■ PROBLEM DETAILS
Wherever the word "государственной" turns up in a line of the entries, copy that line.

Extracted data entries:
## BEGIN
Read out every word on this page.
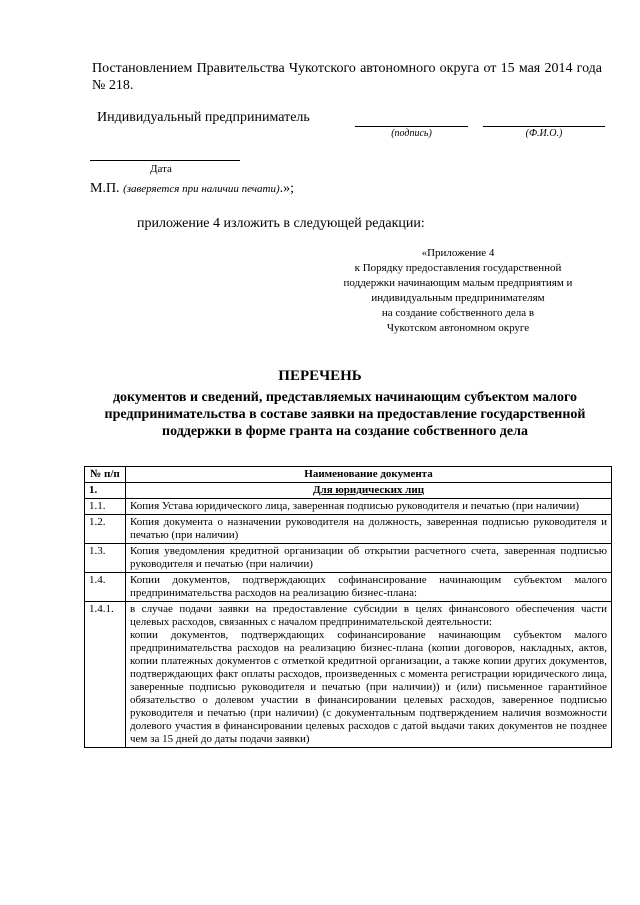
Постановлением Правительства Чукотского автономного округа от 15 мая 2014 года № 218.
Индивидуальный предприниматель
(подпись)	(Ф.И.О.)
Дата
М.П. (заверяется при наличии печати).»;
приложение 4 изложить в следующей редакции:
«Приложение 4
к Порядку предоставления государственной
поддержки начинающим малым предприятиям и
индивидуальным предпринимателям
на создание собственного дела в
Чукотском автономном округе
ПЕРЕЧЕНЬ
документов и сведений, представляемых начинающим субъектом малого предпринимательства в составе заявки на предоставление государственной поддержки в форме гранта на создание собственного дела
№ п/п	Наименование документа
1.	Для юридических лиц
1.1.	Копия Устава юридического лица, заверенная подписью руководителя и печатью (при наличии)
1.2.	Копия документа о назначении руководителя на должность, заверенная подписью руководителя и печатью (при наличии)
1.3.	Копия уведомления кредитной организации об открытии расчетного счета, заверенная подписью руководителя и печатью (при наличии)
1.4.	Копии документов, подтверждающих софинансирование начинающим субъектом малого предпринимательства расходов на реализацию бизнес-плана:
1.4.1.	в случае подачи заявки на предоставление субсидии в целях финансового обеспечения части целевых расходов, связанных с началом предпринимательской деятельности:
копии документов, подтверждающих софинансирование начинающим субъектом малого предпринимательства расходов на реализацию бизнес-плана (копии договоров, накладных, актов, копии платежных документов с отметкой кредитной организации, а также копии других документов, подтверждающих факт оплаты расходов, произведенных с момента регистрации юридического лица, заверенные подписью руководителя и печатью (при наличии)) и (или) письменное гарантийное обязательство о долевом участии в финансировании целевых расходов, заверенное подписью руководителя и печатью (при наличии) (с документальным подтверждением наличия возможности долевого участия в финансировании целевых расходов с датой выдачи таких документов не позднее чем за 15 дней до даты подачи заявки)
## END
■ FINAL RESULT
к Порядку предоставления государственной
документов и сведений, представляемых начинающим субъектом малого предпринимательства в составе заявки на предоставление государственной поддержки в форме гранта на создание собственного дела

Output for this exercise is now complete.